INSTRUCTIONS TO FOLLOW:
Reproduce the listing word for word, leaving every picture behind.
* begin *
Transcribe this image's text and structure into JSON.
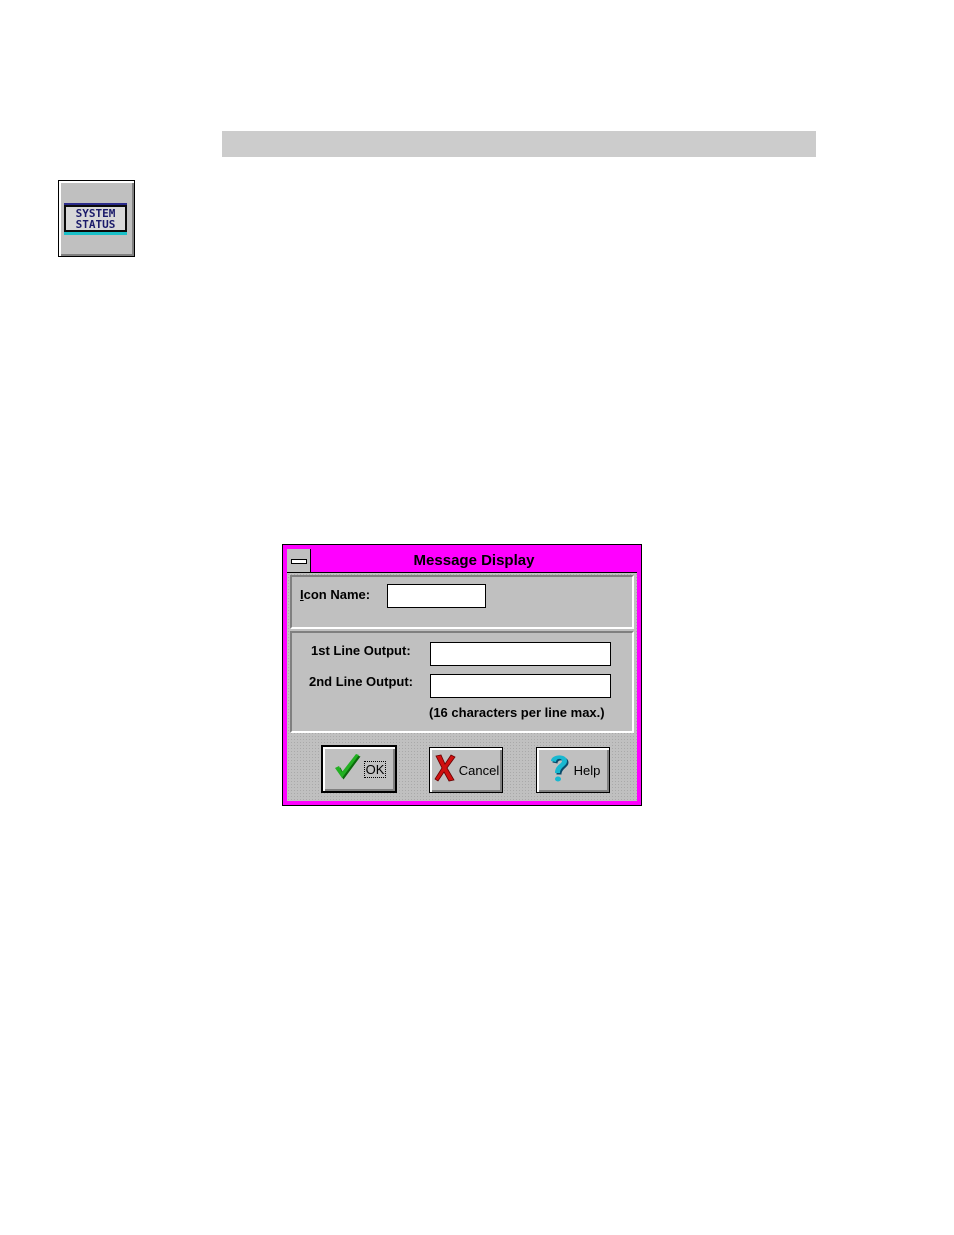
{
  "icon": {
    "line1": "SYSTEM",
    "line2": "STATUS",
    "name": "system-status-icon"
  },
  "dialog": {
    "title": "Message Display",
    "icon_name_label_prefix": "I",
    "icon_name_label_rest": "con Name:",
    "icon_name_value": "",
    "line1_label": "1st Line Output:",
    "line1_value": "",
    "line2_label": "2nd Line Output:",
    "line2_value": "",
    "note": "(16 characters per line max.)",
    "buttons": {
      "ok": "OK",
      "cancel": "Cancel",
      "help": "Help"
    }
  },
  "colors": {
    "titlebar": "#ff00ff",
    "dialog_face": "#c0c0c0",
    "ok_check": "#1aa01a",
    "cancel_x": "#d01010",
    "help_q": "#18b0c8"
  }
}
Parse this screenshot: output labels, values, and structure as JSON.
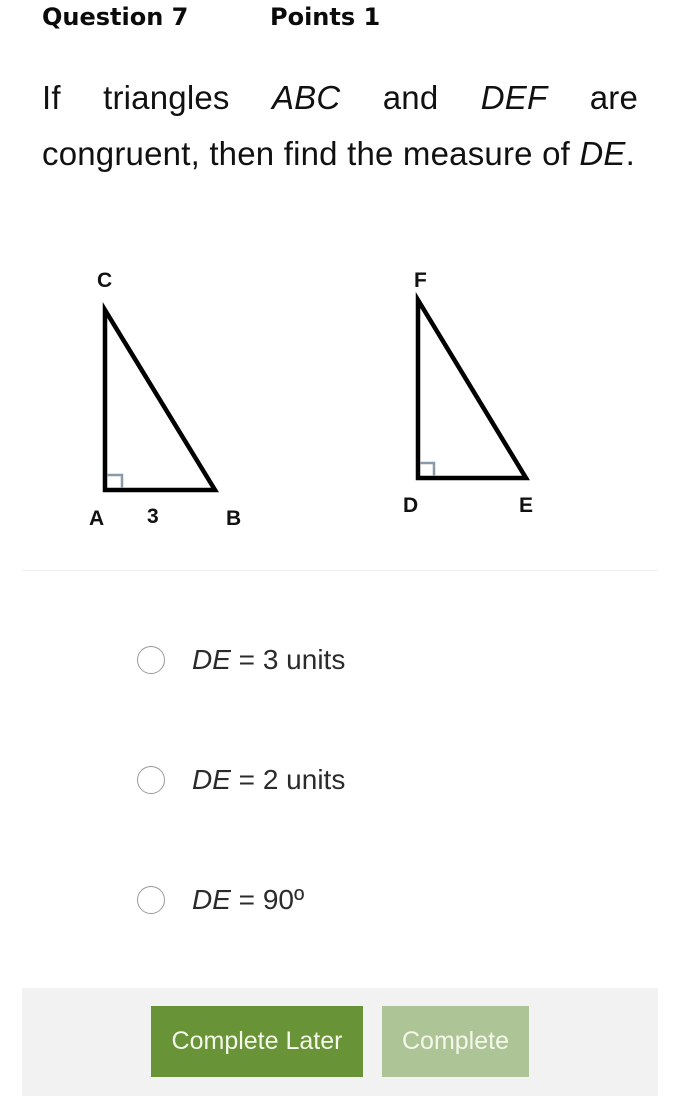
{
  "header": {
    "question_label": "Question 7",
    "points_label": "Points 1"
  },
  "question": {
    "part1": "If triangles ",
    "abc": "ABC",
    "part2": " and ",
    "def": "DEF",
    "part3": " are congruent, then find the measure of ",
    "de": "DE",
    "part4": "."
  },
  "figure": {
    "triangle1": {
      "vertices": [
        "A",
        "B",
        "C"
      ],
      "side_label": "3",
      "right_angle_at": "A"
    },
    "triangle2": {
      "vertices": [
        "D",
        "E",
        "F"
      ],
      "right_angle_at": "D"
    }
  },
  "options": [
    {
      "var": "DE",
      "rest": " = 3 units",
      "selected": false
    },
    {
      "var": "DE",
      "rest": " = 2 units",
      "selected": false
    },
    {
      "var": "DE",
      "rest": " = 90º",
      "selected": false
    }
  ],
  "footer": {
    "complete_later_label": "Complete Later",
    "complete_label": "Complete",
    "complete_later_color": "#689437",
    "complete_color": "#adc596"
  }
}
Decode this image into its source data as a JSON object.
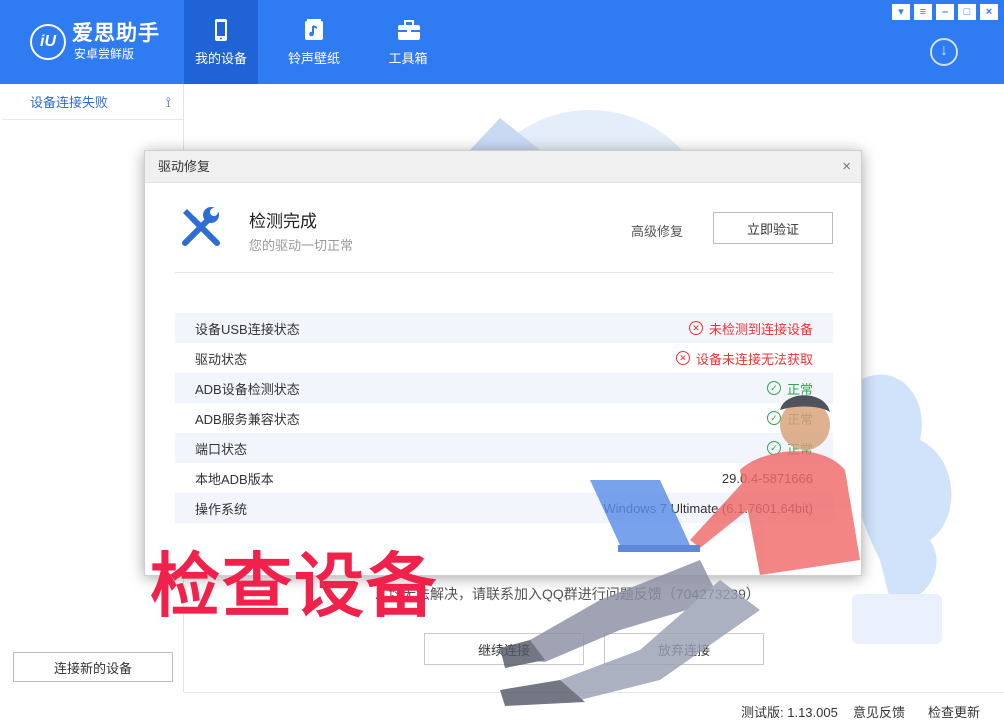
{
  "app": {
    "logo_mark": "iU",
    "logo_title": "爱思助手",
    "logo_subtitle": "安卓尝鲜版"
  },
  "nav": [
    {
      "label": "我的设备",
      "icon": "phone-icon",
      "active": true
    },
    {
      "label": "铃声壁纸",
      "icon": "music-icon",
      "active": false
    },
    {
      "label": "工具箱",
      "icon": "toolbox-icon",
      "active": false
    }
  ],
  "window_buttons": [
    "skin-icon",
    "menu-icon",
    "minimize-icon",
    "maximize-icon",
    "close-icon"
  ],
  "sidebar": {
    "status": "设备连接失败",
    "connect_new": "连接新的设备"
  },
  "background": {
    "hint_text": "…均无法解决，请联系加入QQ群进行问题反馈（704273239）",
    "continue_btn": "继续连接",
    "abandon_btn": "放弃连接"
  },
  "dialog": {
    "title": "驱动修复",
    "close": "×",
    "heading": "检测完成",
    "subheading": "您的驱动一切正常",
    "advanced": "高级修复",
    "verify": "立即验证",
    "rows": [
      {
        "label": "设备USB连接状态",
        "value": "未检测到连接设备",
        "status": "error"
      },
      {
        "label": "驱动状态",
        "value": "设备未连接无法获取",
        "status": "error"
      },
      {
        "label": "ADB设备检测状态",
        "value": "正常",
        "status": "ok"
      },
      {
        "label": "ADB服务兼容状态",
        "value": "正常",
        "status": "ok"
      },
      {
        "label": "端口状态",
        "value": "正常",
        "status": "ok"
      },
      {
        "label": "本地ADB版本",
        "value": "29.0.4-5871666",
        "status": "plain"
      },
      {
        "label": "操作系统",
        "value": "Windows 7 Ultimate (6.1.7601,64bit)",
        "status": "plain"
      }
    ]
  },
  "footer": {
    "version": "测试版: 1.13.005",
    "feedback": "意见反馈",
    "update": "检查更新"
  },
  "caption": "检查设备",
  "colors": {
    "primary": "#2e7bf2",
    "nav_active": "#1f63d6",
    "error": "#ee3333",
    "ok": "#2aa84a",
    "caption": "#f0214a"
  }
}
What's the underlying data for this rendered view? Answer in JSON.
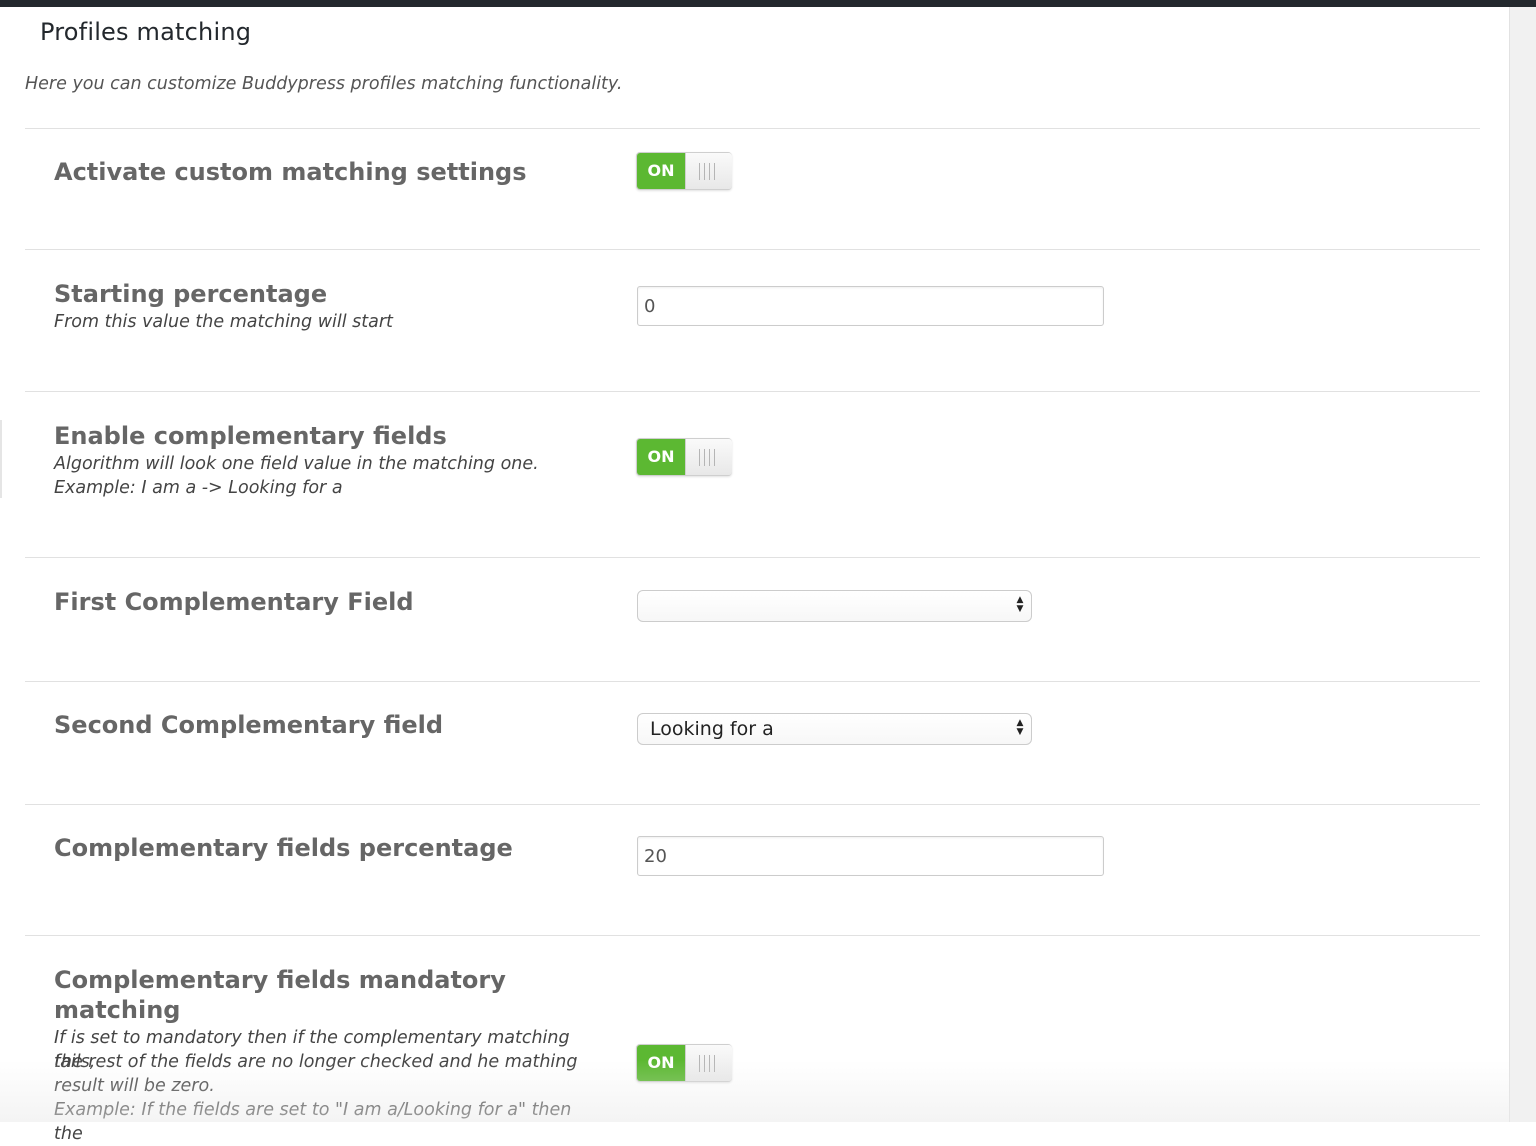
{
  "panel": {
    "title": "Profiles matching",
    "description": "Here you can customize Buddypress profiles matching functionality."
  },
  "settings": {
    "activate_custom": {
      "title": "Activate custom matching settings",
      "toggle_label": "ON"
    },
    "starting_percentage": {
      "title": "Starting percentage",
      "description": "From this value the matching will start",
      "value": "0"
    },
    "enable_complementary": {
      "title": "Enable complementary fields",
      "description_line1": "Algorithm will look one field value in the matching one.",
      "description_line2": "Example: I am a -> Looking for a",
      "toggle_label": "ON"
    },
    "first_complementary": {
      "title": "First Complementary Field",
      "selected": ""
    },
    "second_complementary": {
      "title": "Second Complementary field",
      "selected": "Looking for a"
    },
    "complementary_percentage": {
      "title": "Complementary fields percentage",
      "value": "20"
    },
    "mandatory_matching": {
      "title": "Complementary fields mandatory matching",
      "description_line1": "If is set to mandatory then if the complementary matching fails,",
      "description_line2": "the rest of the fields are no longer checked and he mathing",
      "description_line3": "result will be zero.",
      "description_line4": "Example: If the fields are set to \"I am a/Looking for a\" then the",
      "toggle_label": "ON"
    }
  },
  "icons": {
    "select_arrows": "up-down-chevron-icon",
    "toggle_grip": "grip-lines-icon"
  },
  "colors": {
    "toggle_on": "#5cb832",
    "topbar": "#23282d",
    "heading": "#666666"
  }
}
* end *
ANSWER TO THIS TASK:
Transcribe this image's text and structure into JSON.
{
  "icon": {
    "line1": "SYSTEM",
    "line2": "STATUS",
    "name": "system-status-icon"
  },
  "dialog": {
    "title": "Message Display",
    "icon_name_label_prefix": "I",
    "icon_name_label_rest": "con Name:",
    "icon_name_value": "",
    "line1_label": "1st Line Output:",
    "line1_value": "",
    "line2_label": "2nd Line Output:",
    "line2_value": "",
    "note": "(16 characters per line max.)",
    "buttons": {
      "ok": "OK",
      "cancel": "Cancel",
      "help": "Help"
    }
  },
  "colors": {
    "titlebar": "#ff00ff",
    "dialog_face": "#c0c0c0",
    "ok_check": "#1aa01a",
    "cancel_x": "#d01010",
    "help_q": "#18b0c8"
  }
}
Parse this screenshot: output labels, values, and structure as JSON.
{
  "header": {
    "question_label": "Question 7",
    "points_label": "Points 1"
  },
  "question": {
    "part1": "If triangles ",
    "abc": "ABC",
    "part2": " and ",
    "def": "DEF",
    "part3": " are congruent, then find the measure of ",
    "de": "DE",
    "part4": "."
  },
  "figure": {
    "triangle1": {
      "vertices": [
        "A",
        "B",
        "C"
      ],
      "side_label": "3",
      "right_angle_at": "A"
    },
    "triangle2": {
      "vertices": [
        "D",
        "E",
        "F"
      ],
      "right_angle_at": "D"
    }
  },
  "options": [
    {
      "var": "DE",
      "rest": " = 3 units",
      "selected": false
    },
    {
      "var": "DE",
      "rest": " = 2 units",
      "selected": false
    },
    {
      "var": "DE",
      "rest": " = 90º",
      "selected": false
    }
  ],
  "footer": {
    "complete_later_label": "Complete Later",
    "complete_label": "Complete",
    "complete_later_color": "#689437",
    "complete_color": "#adc596"
  }
}
Decode this image into its source data as a JSON object.
{
  "app": {
    "logo_mark": "iU",
    "logo_title": "爱思助手",
    "logo_subtitle": "安卓尝鲜版"
  },
  "nav": [
    {
      "label": "我的设备",
      "icon": "phone-icon",
      "active": true
    },
    {
      "label": "铃声壁纸",
      "icon": "music-icon",
      "active": false
    },
    {
      "label": "工具箱",
      "icon": "toolbox-icon",
      "active": false
    }
  ],
  "window_buttons": [
    "skin-icon",
    "menu-icon",
    "minimize-icon",
    "maximize-icon",
    "close-icon"
  ],
  "sidebar": {
    "status": "设备连接失败",
    "connect_new": "连接新的设备"
  },
  "background": {
    "hint_text": "…均无法解决，请联系加入QQ群进行问题反馈（704273239）",
    "continue_btn": "继续连接",
    "abandon_btn": "放弃连接"
  },
  "dialog": {
    "title": "驱动修复",
    "close": "×",
    "heading": "检测完成",
    "subheading": "您的驱动一切正常",
    "advanced": "高级修复",
    "verify": "立即验证",
    "rows": [
      {
        "label": "设备USB连接状态",
        "value": "未检测到连接设备",
        "status": "error"
      },
      {
        "label": "驱动状态",
        "value": "设备未连接无法获取",
        "status": "error"
      },
      {
        "label": "ADB设备检测状态",
        "value": "正常",
        "status": "ok"
      },
      {
        "label": "ADB服务兼容状态",
        "value": "正常",
        "status": "ok"
      },
      {
        "label": "端口状态",
        "value": "正常",
        "status": "ok"
      },
      {
        "label": "本地ADB版本",
        "value": "29.0.4-5871666",
        "status": "plain"
      },
      {
        "label": "操作系统",
        "value": "Windows 7 Ultimate (6.1.7601,64bit)",
        "status": "plain"
      }
    ]
  },
  "footer": {
    "version": "测试版: 1.13.005",
    "feedback": "意见反馈",
    "update": "检查更新"
  },
  "caption": "检查设备",
  "colors": {
    "primary": "#2e7bf2",
    "nav_active": "#1f63d6",
    "error": "#ee3333",
    "ok": "#2aa84a",
    "caption": "#f0214a"
  }
}
What's the underlying data for this rendered view? Answer in JSON.
{
  "panel": {
    "title": "Profiles matching",
    "description": "Here you can customize Buddypress profiles matching functionality."
  },
  "settings": {
    "activate_custom": {
      "title": "Activate custom matching settings",
      "toggle_label": "ON"
    },
    "starting_percentage": {
      "title": "Starting percentage",
      "description": "From this value the matching will start",
      "value": "0"
    },
    "enable_complementary": {
      "title": "Enable complementary fields",
      "description_line1": "Algorithm will look one field value in the matching one.",
      "description_line2": "Example: I am a -> Looking for a",
      "toggle_label": "ON"
    },
    "first_complementary": {
      "title": "First Complementary Field",
      "selected": ""
    },
    "second_complementary": {
      "title": "Second Complementary field",
      "selected": "Looking for a"
    },
    "complementary_percentage": {
      "title": "Complementary fields percentage",
      "value": "20"
    },
    "mandatory_matching": {
      "title": "Complementary fields mandatory matching",
      "description_line1": "If is set to mandatory then if the complementary matching fails,",
      "description_line2": "the rest of the fields are no longer checked and he mathing",
      "description_line3": "result will be zero.",
      "description_line4": "Example: If the fields are set to \"I am a/Looking for a\" then the",
      "toggle_label": "ON"
    }
  },
  "icons": {
    "select_arrows": "up-down-chevron-icon",
    "toggle_grip": "grip-lines-icon"
  },
  "colors": {
    "toggle_on": "#5cb832",
    "topbar": "#23282d",
    "heading": "#666666"
  }
}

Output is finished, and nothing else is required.